Text to read:
Re-reading this thread, I think Henry's comments are significant in
regard to how this proposal will interact with actual archive use.  I
don't know enough about archiving to speak well to that, but there are
significant technical points that seem to be connect with or parallel
Henry's archiving considerations.


One critical element is the archive identifier.  There seem to be two
cases regarding what is intended.

One case is where the PWID URNs are constructed by archive organization
itself.  Thus, the archive organization can choose the archive
identifier, and presumably that will be a domain name that it controls.
That is not a perfect solution (we've had trouble with it in other URN
proposals), but it's clear.  But in that situation, the archive is
probably already minting URLs that can be used to retrieve archived
resources, so it's not clear that there is a large benefit to be gained.

The other case is where the URNs are constructed by third parties, that
is, neither the archive nor the consumer of the URN.  As Henry says,
this usage has the nature of a citation.  What is unclear in this case
is who selects the archive identifier of the archive.

One possibility in this case is that it is expected that there will be
only a small number of archives, and there's an IANA registry of archive
identifiers, and any person is allowed to register an identifier for any
archive.  Presumably, expert review could be used to keep the situation
under control.  This is alluded to by:

      On long term, there should be created a registry that keeps track
      of identifiers of archives over time, since they are likely to
      change names, merge etc. when taking about a 100 year period.


The proposal generally assumes that an archived resource can be
identified using just:
- the archive identifier
- the URL whose contents were archived
- the time at which the contents were archived

Embedding the URL into the URN presents syntactic problems.  The
characters [ and ] can be used in the host-address part of a URL, and ?
is used for queries.  The latter I consider to be particularly
important, as web links can often include query-parts.  This problem
needs to be solved, as a syntax that "covers about 80-95% of all cases"
is a syntax that doesn't suffice for the problem at hand.


I don't see a need to worry about fragment-parts of archived URLs, as
the fragment structure is inherently embedded in the resource retrieved
via the URL.  So an archive can archive the URL-without-fragment, the
URN can reference that URL, and user can attach the required
fragment-part to the URN to specify the desired fragment.


There is some lack of clarity about coverage-spec.  If the "coverage" is
*part* of the archived resource, then it is, or should be, a fragment,
and that can be specified by appending a fragment-part to the URN.  If
the coverage is metadata about the resource, it seems to be undefined
what forms the metadata resource could take.  But some coverage values
seem to suggest that the referenced information is a set of resources
which contains as a member the resource designated by the recorded URL.
This concept gets very interesting indeed.  There doesn't seem to be any
defined resource type for "a web site", or even "all the files needed to
display a web page".  Also, it's not clear what the archival-time means
in this context, since presumably the archive need not contain archived
copies of everything in the aggregate that were all made at the
specified archival-time.

Dale

Given information:
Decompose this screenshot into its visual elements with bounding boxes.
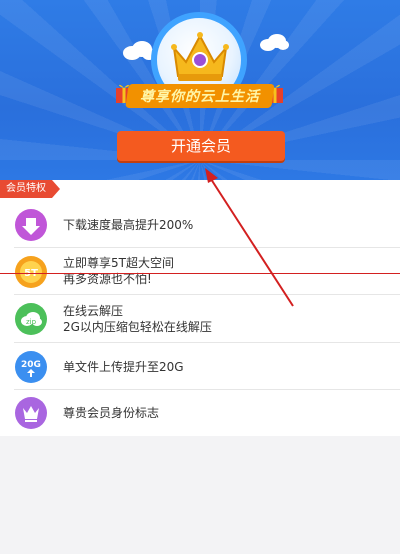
annotation-arrow-icon	[205, 168, 294, 307]
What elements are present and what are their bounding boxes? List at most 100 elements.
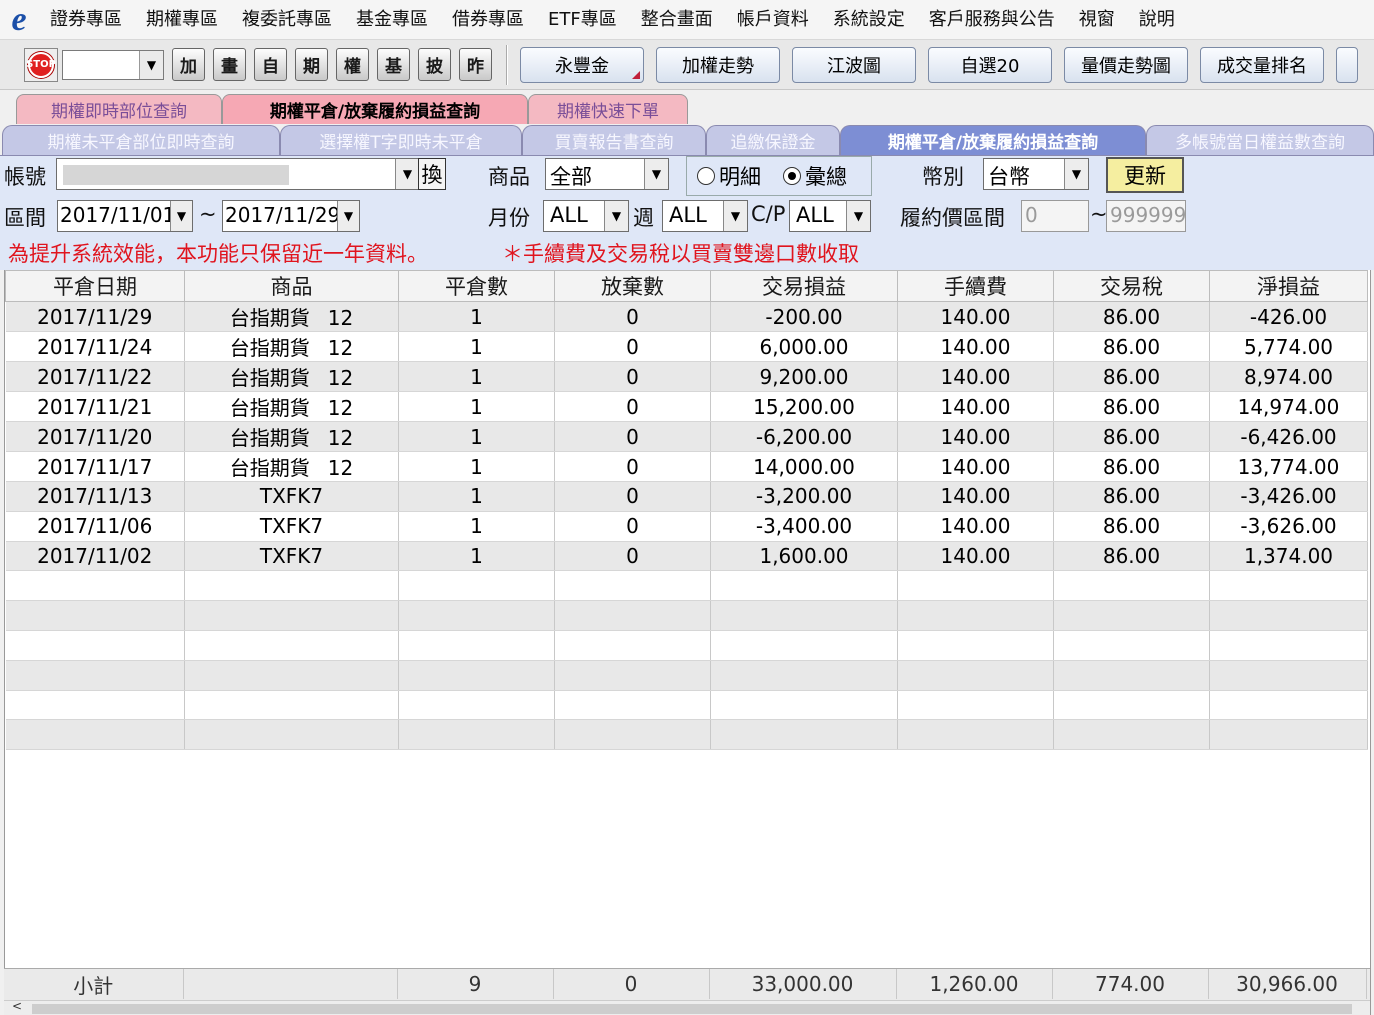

What the task requires:
Answer from the message about PWID URNs:
(a) In the case where the archive organization builds the URNs itself, what does the writer presume its archive identifier will be?
(b) Which three items does the proposal assume are enough to identify an archived resource?
(c) Which characters does the writer name as causing syntactic problems when a URL is embedded in the URN?
Rely only on the message about PWID URNs, not the data.

Reply to the task:
(a) A domain name that the archive organization controls.
(b) The archive identifier, the URL whose contents were archived, and the time at which the contents were archived.
(c) [ and ], which can be used in the host-address part of a URL, and ?, which is used for queries.